**DIRECTIONS:**
Set each entry down exactly as written.
(SUPPLIED DATA)
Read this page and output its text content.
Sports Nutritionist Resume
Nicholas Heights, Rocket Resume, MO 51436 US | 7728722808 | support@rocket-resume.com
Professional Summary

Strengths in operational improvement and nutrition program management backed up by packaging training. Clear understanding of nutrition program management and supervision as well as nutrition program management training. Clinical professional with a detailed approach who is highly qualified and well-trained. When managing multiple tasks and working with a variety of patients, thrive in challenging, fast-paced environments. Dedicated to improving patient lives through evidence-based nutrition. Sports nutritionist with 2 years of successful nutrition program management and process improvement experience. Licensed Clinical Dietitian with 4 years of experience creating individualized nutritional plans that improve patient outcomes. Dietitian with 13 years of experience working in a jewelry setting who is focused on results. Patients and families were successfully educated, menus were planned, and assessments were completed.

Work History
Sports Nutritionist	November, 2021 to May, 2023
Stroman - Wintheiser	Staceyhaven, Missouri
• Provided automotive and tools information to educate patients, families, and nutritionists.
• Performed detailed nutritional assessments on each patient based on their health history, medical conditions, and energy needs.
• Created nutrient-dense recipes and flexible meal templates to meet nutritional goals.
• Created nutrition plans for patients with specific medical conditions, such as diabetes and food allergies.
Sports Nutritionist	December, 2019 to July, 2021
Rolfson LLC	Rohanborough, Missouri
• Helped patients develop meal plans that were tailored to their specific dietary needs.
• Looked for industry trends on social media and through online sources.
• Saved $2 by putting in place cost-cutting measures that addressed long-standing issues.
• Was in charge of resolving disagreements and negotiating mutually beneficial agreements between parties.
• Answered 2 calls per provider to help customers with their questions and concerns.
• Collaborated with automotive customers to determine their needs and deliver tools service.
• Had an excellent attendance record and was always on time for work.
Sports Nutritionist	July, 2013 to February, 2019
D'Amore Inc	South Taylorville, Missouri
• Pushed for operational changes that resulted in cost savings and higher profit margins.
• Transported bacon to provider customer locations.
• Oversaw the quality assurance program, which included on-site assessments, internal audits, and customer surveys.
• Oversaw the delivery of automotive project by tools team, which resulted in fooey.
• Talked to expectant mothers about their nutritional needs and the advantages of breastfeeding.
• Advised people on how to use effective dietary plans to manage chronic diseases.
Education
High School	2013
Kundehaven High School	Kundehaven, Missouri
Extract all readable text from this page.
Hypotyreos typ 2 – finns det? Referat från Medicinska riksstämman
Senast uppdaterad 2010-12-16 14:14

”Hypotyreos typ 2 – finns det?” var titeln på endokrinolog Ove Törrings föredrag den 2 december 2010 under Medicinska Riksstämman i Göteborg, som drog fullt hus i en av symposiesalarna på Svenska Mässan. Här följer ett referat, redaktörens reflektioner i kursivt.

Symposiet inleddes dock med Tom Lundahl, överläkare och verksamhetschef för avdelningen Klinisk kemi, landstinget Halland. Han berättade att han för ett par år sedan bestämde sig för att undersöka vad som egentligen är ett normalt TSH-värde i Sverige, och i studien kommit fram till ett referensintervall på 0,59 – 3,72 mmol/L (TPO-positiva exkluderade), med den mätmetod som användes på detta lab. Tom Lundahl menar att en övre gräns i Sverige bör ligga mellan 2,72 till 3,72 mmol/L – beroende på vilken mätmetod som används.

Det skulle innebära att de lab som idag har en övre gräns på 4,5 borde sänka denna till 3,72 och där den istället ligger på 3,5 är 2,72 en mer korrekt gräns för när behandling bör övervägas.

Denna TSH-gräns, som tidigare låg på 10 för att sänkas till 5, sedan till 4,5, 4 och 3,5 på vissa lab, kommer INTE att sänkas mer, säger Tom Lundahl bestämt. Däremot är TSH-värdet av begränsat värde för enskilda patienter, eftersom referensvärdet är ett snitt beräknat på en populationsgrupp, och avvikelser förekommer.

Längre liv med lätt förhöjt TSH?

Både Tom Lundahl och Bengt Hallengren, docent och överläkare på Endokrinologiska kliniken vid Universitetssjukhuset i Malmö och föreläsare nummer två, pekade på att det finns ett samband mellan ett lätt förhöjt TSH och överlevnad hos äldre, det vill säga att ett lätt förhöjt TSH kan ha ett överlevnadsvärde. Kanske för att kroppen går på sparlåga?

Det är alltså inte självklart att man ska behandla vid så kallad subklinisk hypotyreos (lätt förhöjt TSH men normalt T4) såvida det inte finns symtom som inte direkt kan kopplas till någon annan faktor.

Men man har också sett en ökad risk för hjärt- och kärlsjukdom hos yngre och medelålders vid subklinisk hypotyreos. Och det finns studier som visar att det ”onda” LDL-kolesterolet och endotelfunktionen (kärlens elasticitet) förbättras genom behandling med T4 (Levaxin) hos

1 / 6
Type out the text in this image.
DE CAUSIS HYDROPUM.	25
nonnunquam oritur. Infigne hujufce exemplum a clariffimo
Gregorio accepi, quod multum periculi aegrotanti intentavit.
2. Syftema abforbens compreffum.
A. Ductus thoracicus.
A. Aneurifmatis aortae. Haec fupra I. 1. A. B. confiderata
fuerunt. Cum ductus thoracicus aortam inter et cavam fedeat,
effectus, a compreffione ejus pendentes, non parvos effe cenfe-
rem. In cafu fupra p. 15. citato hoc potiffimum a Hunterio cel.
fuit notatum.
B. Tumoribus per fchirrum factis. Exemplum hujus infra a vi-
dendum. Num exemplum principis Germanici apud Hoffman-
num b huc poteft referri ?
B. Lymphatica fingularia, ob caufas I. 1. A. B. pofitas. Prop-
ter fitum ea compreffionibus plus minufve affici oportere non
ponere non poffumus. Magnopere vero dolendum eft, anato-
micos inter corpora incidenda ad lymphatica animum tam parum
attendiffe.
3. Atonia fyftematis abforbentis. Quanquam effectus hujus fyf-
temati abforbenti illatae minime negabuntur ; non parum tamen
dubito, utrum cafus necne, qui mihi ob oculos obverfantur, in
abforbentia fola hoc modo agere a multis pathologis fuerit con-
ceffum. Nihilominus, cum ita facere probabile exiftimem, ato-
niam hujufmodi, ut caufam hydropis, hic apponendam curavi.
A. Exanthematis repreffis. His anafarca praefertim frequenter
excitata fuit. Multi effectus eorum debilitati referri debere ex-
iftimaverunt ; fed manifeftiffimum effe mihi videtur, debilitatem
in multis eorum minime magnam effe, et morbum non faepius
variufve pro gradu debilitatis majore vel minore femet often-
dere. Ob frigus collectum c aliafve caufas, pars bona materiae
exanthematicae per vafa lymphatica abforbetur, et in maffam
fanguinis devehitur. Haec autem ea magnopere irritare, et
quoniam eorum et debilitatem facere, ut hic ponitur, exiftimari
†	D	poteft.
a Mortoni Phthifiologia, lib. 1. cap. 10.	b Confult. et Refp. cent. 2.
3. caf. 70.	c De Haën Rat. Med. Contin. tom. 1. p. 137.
(End SUPPLIED DATA)
**TASK ANSWER:**
Read this page and output its text content.
Sports Nutritionist Resume
Nicholas Heights, Rocket Resume, MO 51436 US | 7728722808 | support@rocket-resume.com
Professional Summary

Strengths in operational improvement and nutrition program management backed up by packaging training. Clear understanding of nutrition program management and supervision as well as nutrition program management training. Clinical professional with a detailed approach who is highly qualified and well-trained. When managing multiple tasks and working with a variety of patients, thrive in challenging, fast-paced environments. Dedicated to improving patient lives through evidence-based nutrition. Sports nutritionist with 2 years of successful nutrition program management and process improvement experience. Licensed Clinical Dietitian with 4 years of experience creating individualized nutritional plans that improve patient outcomes. Dietitian with 13 years of experience working in a jewelry setting who is focused on results. Patients and families were successfully educated, menus were planned, and assessments were completed.

Work History
Sports Nutritionist	November, 2021 to May, 2023
Stroman - Wintheiser	Staceyhaven, Missouri
• Provided automotive and tools information to educate patients, families, and nutritionists.
• Performed detailed nutritional assessments on each patient based on their health history, medical conditions, and energy needs.
• Created nutrient-dense recipes and flexible meal templates to meet nutritional goals.
• Created nutrition plans for patients with specific medical conditions, such as diabetes and food allergies.
Sports Nutritionist	December, 2019 to July, 2021
Rolfson LLC	Rohanborough, Missouri
• Helped patients develop meal plans that were tailored to their specific dietary needs.
• Looked for industry trends on social media and through online sources.
• Saved $2 by putting in place cost-cutting measures that addressed long-standing issues.
• Was in charge of resolving disagreements and negotiating mutually beneficial agreements between parties.
• Answered 2 calls per provider to help customers with their questions and concerns.
• Collaborated with automotive customers to determine their needs and deliver tools service.
• Had an excellent attendance record and was always on time for work.
Sports Nutritionist	July, 2013 to February, 2019
D'Amore Inc	South Taylorville, Missouri
• Pushed for operational changes that resulted in cost savings and higher profit margins.
• Transported bacon to provider customer locations.
• Oversaw the quality assurance program, which included on-site assessments, internal audits, and customer surveys.
• Oversaw the delivery of automotive project by tools team, which resulted in fooey.
• Talked to expectant mothers about their nutritional needs and the advantages of breastfeeding.
• Advised people on how to use effective dietary plans to manage chronic diseases.
Education
High School	2013
Kundehaven High School	Kundehaven, Missouri
Extract all readable text from this page.
Hypotyreos typ 2 – finns det? Referat från Medicinska riksstämman
Senast uppdaterad 2010-12-16 14:14

”Hypotyreos typ 2 – finns det?” var titeln på endokrinolog Ove Törrings föredrag den 2 december 2010 under Medicinska Riksstämman i Göteborg, som drog fullt hus i en av symposiesalarna på Svenska Mässan. Här följer ett referat, redaktörens reflektioner i kursivt.

Symposiet inleddes dock med Tom Lundahl, överläkare och verksamhetschef för avdelningen Klinisk kemi, landstinget Halland. Han berättade att han för ett par år sedan bestämde sig för att undersöka vad som egentligen är ett normalt TSH-värde i Sverige, och i studien kommit fram till ett referensintervall på 0,59 – 3,72 mmol/L (TPO-positiva exkluderade), med den mätmetod som användes på detta lab. Tom Lundahl menar att en övre gräns i Sverige bör ligga mellan 2,72 till 3,72 mmol/L – beroende på vilken mätmetod som används.

Det skulle innebära att de lab som idag har en övre gräns på 4,5 borde sänka denna till 3,72 och där den istället ligger på 3,5 är 2,72 en mer korrekt gräns för när behandling bör övervägas.

Denna TSH-gräns, som tidigare låg på 10 för att sänkas till 5, sedan till 4,5, 4 och 3,5 på vissa lab, kommer INTE att sänkas mer, säger Tom Lundahl bestämt. Däremot är TSH-värdet av begränsat värde för enskilda patienter, eftersom referensvärdet är ett snitt beräknat på en populationsgrupp, och avvikelser förekommer.

Längre liv med lätt förhöjt TSH?

Både Tom Lundahl och Bengt Hallengren, docent och överläkare på Endokrinologiska kliniken vid Universitetssjukhuset i Malmö och föreläsare nummer två, pekade på att det finns ett samband mellan ett lätt förhöjt TSH och överlevnad hos äldre, det vill säga att ett lätt förhöjt TSH kan ha ett överlevnadsvärde. Kanske för att kroppen går på sparlåga?

Det är alltså inte självklart att man ska behandla vid så kallad subklinisk hypotyreos (lätt förhöjt TSH men normalt T4) såvida det inte finns symtom som inte direkt kan kopplas till någon annan faktor.

Men man har också sett en ökad risk för hjärt- och kärlsjukdom hos yngre och medelålders vid subklinisk hypotyreos. Och det finns studier som visar att det ”onda” LDL-kolesterolet och endotelfunktionen (kärlens elasticitet) förbättras genom behandling med T4 (Levaxin) hos

1 / 6
Type out the text in this image.
DE CAUSIS HYDROPUM.	25
nonnunquam oritur. Infigne hujufce exemplum a clariffimo
Gregorio accepi, quod multum periculi aegrotanti intentavit.
2. Syftema abforbens compreffum.
A. Ductus thoracicus.
A. Aneurifmatis aortae. Haec fupra I. 1. A. B. confiderata
fuerunt. Cum ductus thoracicus aortam inter et cavam fedeat,
effectus, a compreffione ejus pendentes, non parvos effe cenfe-
rem. In cafu fupra p. 15. citato hoc potiffimum a Hunterio cel.
fuit notatum.
B. Tumoribus per fchirrum factis. Exemplum hujus infra a vi-
dendum. Num exemplum principis Germanici apud Hoffman-
num b huc poteft referri ?
B. Lymphatica fingularia, ob caufas I. 1. A. B. pofitas. Prop-
ter fitum ea compreffionibus plus minufve affici oportere non
ponere non poffumus. Magnopere vero dolendum eft, anato-
micos inter corpora incidenda ad lymphatica animum tam parum
attendiffe.
3. Atonia fyftematis abforbentis. Quanquam effectus hujus fyf-
temati abforbenti illatae minime negabuntur ; non parum tamen
dubito, utrum cafus necne, qui mihi ob oculos obverfantur, in
abforbentia fola hoc modo agere a multis pathologis fuerit con-
ceffum. Nihilominus, cum ita facere probabile exiftimem, ato-
niam hujufmodi, ut caufam hydropis, hic apponendam curavi.
A. Exanthematis repreffis. His anafarca praefertim frequenter
excitata fuit. Multi effectus eorum debilitati referri debere ex-
iftimaverunt ; fed manifeftiffimum effe mihi videtur, debilitatem
in multis eorum minime magnam effe, et morbum non faepius
variufve pro gradu debilitatis majore vel minore femet often-
dere. Ob frigus collectum c aliafve caufas, pars bona materiae
exanthematicae per vafa lymphatica abforbetur, et in maffam
fanguinis devehitur. Haec autem ea magnopere irritare, et
quoniam eorum et debilitatem facere, ut hic ponitur, exiftimari
†	D	poteft.
a Mortoni Phthifiologia, lib. 1. cap. 10.	b Confult. et Refp. cent. 2.
3. caf. 70.	c De Haën Rat. Med. Contin. tom. 1. p. 137.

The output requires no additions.